### What to do
Exact repetition of every entry is required.

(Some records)
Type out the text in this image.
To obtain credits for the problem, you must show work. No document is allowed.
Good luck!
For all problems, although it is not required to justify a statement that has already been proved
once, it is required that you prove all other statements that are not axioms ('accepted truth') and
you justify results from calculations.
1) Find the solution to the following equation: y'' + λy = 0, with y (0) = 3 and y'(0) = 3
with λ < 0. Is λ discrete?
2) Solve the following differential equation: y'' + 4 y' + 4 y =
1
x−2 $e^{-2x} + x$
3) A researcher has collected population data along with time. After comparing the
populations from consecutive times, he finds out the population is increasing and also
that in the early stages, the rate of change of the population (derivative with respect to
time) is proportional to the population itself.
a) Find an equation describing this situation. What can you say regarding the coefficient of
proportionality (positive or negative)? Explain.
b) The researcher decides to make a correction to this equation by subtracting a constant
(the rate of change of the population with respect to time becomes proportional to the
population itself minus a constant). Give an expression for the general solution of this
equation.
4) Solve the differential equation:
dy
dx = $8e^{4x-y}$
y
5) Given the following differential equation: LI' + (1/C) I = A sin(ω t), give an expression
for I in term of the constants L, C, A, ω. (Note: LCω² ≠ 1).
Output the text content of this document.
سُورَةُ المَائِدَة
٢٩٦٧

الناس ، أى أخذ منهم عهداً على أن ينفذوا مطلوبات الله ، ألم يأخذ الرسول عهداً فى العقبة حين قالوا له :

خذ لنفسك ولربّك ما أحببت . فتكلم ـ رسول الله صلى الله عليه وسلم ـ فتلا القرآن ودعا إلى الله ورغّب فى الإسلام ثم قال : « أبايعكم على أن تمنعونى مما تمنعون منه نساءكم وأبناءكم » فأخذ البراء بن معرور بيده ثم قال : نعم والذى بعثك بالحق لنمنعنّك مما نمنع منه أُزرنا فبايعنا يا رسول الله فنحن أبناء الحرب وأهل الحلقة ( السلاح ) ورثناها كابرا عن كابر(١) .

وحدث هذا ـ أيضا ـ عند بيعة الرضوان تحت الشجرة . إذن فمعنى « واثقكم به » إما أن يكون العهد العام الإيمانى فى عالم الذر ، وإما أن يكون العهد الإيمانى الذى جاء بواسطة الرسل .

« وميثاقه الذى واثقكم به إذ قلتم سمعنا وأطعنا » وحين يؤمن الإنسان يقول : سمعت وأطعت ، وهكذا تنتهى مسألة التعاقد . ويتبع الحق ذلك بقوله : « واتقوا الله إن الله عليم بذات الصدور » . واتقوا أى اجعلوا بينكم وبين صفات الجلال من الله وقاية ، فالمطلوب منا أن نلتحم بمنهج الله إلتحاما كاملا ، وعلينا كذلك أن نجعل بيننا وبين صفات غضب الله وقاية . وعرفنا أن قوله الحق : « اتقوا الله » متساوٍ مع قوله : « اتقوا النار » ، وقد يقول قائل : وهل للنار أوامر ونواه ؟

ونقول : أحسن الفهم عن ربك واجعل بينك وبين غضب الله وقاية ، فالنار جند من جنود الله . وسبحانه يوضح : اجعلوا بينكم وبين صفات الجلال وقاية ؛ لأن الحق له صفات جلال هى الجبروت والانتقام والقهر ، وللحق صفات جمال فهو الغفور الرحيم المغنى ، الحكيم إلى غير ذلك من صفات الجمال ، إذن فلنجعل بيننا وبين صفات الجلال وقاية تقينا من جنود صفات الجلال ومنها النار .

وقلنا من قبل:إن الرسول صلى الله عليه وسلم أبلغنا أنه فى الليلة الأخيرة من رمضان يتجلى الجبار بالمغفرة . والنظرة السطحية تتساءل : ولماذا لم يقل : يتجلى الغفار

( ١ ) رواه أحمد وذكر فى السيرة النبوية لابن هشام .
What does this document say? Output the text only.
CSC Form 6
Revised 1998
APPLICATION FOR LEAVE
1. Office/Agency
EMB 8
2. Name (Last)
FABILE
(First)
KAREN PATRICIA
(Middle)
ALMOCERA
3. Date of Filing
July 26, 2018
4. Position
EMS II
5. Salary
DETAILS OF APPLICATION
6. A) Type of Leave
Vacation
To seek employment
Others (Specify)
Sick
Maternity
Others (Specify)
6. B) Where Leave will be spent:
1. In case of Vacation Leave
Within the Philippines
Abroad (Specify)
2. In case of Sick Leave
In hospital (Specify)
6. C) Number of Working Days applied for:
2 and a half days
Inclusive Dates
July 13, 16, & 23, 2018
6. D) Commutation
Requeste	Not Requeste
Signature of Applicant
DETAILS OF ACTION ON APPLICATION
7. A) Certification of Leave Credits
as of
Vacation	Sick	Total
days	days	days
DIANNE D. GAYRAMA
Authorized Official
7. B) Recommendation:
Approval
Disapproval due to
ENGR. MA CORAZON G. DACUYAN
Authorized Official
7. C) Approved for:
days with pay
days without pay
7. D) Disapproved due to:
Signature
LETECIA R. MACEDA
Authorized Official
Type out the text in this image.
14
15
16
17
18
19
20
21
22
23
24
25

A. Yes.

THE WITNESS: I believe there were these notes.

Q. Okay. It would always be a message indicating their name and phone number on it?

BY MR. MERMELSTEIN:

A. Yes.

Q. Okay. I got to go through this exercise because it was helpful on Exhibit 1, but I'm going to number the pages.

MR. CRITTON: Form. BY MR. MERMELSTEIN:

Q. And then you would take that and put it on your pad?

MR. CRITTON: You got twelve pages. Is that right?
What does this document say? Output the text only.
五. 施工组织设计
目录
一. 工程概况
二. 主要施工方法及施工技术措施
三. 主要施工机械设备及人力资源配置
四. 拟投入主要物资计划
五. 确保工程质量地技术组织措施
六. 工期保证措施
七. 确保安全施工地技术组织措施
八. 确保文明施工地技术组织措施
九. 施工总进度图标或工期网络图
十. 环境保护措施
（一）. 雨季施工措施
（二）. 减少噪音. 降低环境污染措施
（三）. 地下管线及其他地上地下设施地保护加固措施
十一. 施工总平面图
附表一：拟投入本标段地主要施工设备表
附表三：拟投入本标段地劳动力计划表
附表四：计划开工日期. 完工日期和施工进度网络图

### Right answer
Type out the text in this image.
To obtain credits for the problem, you must show work. No document is allowed.
Good luck!
For all problems, although it is not required to justify a statement that has already been proved
once, it is required that you prove all other statements that are not axioms ('accepted truth') and
you justify results from calculations.
1) Find the solution to the following equation: y'' + λy = 0, with y (0) = 3 and y'(0) = 3
with λ < 0. Is λ discrete?
2) Solve the following differential equation: y'' + 4 y' + 4 y =
1
x−2 $e^{-2x} + x$
3) A researcher has collected population data along with time. After comparing the
populations from consecutive times, he finds out the population is increasing and also
that in the early stages, the rate of change of the population (derivative with respect to
time) is proportional to the population itself.
a) Find an equation describing this situation. What can you say regarding the coefficient of
proportionality (positive or negative)? Explain.
b) The researcher decides to make a correction to this equation by subtracting a constant
(the rate of change of the population with respect to time becomes proportional to the
population itself minus a constant). Give an expression for the general solution of this
equation.
4) Solve the differential equation:
dy
dx = $8e^{4x-y}$
y
5) Given the following differential equation: LI' + (1/C) I = A sin(ω t), give an expression
for I in term of the constants L, C, A, ω. (Note: LCω² ≠ 1).
Output the text content of this document.
سُورَةُ المَائِدَة
٢٩٦٧

الناس ، أى أخذ منهم عهداً على أن ينفذوا مطلوبات الله ، ألم يأخذ الرسول عهداً فى العقبة حين قالوا له :

خذ لنفسك ولربّك ما أحببت . فتكلم ـ رسول الله صلى الله عليه وسلم ـ فتلا القرآن ودعا إلى الله ورغّب فى الإسلام ثم قال : « أبايعكم على أن تمنعونى مما تمنعون منه نساءكم وأبناءكم » فأخذ البراء بن معرور بيده ثم قال : نعم والذى بعثك بالحق لنمنعنّك مما نمنع منه أُزرنا فبايعنا يا رسول الله فنحن أبناء الحرب وأهل الحلقة ( السلاح ) ورثناها كابرا عن كابر(١) .

وحدث هذا ـ أيضا ـ عند بيعة الرضوان تحت الشجرة . إذن فمعنى « واثقكم به » إما أن يكون العهد العام الإيمانى فى عالم الذر ، وإما أن يكون العهد الإيمانى الذى جاء بواسطة الرسل .

« وميثاقه الذى واثقكم به إذ قلتم سمعنا وأطعنا » وحين يؤمن الإنسان يقول : سمعت وأطعت ، وهكذا تنتهى مسألة التعاقد . ويتبع الحق ذلك بقوله : « واتقوا الله إن الله عليم بذات الصدور » . واتقوا أى اجعلوا بينكم وبين صفات الجلال من الله وقاية ، فالمطلوب منا أن نلتحم بمنهج الله إلتحاما كاملا ، وعلينا كذلك أن نجعل بيننا وبين صفات غضب الله وقاية . وعرفنا أن قوله الحق : « اتقوا الله » متساوٍ مع قوله : « اتقوا النار » ، وقد يقول قائل : وهل للنار أوامر ونواه ؟

ونقول : أحسن الفهم عن ربك واجعل بينك وبين غضب الله وقاية ، فالنار جند من جنود الله . وسبحانه يوضح : اجعلوا بينكم وبين صفات الجلال وقاية ؛ لأن الحق له صفات جلال هى الجبروت والانتقام والقهر ، وللحق صفات جمال فهو الغفور الرحيم المغنى ، الحكيم إلى غير ذلك من صفات الجمال ، إذن فلنجعل بيننا وبين صفات الجلال وقاية تقينا من جنود صفات الجلال ومنها النار .

وقلنا من قبل:إن الرسول صلى الله عليه وسلم أبلغنا أنه فى الليلة الأخيرة من رمضان يتجلى الجبار بالمغفرة . والنظرة السطحية تتساءل : ولماذا لم يقل : يتجلى الغفار

( ١ ) رواه أحمد وذكر فى السيرة النبوية لابن هشام .
What does this document say? Output the text only.
CSC Form 6
Revised 1998
APPLICATION FOR LEAVE
1. Office/Agency
EMB 8
2. Name (Last)
FABILE
(First)
KAREN PATRICIA
(Middle)
ALMOCERA
3. Date of Filing
July 26, 2018
4. Position
EMS II
5. Salary
DETAILS OF APPLICATION
6. A) Type of Leave
Vacation
To seek employment
Others (Specify)
Sick
Maternity
Others (Specify)
6. B) Where Leave will be spent:
1. In case of Vacation Leave
Within the Philippines
Abroad (Specify)
2. In case of Sick Leave
In hospital (Specify)
6. C) Number of Working Days applied for:
2 and a half days
Inclusive Dates
July 13, 16, & 23, 2018
6. D) Commutation
Requeste	Not Requeste
Signature of Applicant
DETAILS OF ACTION ON APPLICATION
7. A) Certification of Leave Credits
as of
Vacation	Sick	Total
days	days	days
DIANNE D. GAYRAMA
Authorized Official
7. B) Recommendation:
Approval
Disapproval due to
ENGR. MA CORAZON G. DACUYAN
Authorized Official
7. C) Approved for:
days with pay
days without pay
7. D) Disapproved due to:
Signature
LETECIA R. MACEDA
Authorized Official
Type out the text in this image.
14
15
16
17
18
19
20
21
22
23
24
25

A. Yes.

THE WITNESS: I believe there were these notes.

Q. Okay. It would always be a message indicating their name and phone number on it?

BY MR. MERMELSTEIN:

A. Yes.

Q. Okay. I got to go through this exercise because it was helpful on Exhibit 1, but I'm going to number the pages.

MR. CRITTON: Form. BY MR. MERMELSTEIN:

Q. And then you would take that and put it on your pad?

MR. CRITTON: You got twelve pages. Is that right?
What does this document say? Output the text only.
五. 施工组织设计
目录
一. 工程概况
二. 主要施工方法及施工技术措施
三. 主要施工机械设备及人力资源配置
四. 拟投入主要物资计划
五. 确保工程质量地技术组织措施
六. 工期保证措施
七. 确保安全施工地技术组织措施
八. 确保文明施工地技术组织措施
九. 施工总进度图标或工期网络图
十. 环境保护措施
（一）. 雨季施工措施
（二）. 减少噪音. 降低环境污染措施
（三）. 地下管线及其他地上地下设施地保护加固措施
十一. 施工总平面图
附表一：拟投入本标段地主要施工设备表
附表三：拟投入本标段地劳动力计划表
附表四：计划开工日期. 完工日期和施工进度网络图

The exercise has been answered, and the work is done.